Report every line below that holds the word "this".
** BEGIN **
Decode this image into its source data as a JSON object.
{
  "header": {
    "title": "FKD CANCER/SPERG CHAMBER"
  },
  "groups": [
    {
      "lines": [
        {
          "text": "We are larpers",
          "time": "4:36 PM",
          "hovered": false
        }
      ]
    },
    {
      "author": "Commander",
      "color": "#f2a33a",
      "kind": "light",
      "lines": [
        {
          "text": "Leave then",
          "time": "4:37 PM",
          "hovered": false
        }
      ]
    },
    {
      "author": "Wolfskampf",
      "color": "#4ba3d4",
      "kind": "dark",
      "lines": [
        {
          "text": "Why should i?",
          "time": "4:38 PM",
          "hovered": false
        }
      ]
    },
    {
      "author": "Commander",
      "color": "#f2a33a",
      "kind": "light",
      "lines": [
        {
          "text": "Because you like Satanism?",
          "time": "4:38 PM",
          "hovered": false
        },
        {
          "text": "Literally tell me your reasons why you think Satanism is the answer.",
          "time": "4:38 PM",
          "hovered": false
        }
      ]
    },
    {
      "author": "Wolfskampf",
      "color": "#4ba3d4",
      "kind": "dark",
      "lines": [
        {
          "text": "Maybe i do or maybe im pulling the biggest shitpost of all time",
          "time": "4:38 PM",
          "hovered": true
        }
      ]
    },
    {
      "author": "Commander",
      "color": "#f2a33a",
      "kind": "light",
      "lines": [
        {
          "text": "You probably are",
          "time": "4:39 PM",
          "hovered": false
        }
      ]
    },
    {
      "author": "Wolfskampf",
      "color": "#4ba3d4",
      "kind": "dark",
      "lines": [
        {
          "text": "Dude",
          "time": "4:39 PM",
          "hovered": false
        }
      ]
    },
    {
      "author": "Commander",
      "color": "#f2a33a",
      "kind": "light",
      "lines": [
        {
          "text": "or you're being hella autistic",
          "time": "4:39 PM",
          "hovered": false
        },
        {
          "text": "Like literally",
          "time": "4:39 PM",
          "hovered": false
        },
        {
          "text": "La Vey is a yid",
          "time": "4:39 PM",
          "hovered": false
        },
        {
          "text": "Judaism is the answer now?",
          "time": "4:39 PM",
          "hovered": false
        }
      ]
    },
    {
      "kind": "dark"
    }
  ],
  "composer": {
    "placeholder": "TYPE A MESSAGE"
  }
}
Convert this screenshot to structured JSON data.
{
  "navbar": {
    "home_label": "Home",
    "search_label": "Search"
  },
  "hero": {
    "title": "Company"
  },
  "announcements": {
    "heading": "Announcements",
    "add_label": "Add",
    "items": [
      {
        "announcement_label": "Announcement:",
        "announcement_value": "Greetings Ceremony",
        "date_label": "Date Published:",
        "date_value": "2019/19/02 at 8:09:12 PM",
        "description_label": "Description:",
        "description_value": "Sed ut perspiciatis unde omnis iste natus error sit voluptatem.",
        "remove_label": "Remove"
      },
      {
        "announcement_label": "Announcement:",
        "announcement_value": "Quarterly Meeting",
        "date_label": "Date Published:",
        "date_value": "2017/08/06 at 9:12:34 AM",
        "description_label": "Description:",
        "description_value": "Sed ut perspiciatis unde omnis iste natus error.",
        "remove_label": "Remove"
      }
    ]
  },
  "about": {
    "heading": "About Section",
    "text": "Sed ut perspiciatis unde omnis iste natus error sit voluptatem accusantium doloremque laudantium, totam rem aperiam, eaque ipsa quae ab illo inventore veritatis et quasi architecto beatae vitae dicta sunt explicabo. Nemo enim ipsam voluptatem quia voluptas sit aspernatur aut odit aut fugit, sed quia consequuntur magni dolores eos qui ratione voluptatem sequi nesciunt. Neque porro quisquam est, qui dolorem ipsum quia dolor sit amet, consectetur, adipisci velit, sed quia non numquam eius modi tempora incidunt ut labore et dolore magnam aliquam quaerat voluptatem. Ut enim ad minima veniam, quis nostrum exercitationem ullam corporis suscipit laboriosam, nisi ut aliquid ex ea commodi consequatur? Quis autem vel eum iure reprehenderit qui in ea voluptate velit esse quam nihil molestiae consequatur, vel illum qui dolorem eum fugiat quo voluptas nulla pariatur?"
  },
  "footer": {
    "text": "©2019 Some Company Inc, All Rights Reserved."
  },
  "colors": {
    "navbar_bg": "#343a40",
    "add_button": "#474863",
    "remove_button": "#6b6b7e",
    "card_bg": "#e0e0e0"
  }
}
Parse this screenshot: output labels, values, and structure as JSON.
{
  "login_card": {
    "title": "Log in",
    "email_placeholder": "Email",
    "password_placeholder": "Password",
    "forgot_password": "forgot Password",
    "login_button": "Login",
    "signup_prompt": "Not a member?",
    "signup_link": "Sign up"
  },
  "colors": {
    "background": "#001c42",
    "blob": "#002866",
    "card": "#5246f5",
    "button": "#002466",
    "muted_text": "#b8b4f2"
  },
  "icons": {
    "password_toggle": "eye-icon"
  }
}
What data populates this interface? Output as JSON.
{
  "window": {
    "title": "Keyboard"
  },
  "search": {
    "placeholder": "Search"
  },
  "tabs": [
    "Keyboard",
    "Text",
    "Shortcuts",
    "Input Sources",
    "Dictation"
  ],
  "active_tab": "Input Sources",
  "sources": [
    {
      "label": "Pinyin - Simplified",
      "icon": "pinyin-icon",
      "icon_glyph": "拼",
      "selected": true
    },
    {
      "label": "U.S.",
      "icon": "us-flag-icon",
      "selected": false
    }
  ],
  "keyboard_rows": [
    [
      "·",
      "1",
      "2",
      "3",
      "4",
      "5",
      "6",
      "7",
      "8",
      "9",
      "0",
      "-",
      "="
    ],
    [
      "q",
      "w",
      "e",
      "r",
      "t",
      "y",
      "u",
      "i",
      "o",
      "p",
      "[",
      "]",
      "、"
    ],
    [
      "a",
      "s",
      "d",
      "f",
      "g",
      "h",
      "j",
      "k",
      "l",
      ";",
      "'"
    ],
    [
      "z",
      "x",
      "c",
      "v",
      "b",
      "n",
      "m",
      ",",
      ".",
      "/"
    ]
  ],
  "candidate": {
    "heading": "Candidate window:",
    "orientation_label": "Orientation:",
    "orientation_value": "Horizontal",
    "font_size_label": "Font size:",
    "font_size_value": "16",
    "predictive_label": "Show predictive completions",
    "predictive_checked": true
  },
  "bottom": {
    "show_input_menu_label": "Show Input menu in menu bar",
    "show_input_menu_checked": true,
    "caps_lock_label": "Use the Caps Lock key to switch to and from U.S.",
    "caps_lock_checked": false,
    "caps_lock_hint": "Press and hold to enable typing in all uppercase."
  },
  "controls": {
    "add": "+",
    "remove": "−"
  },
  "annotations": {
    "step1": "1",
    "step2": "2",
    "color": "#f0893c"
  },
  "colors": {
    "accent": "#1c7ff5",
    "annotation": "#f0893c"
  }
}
** END **
#### Final result:
Decode this image into its source data as a JSON object.
Convert this screenshot to structured JSON data.
Parse this screenshot: output labels, values, and structure as JSON.
What data populates this interface? Output as JSON.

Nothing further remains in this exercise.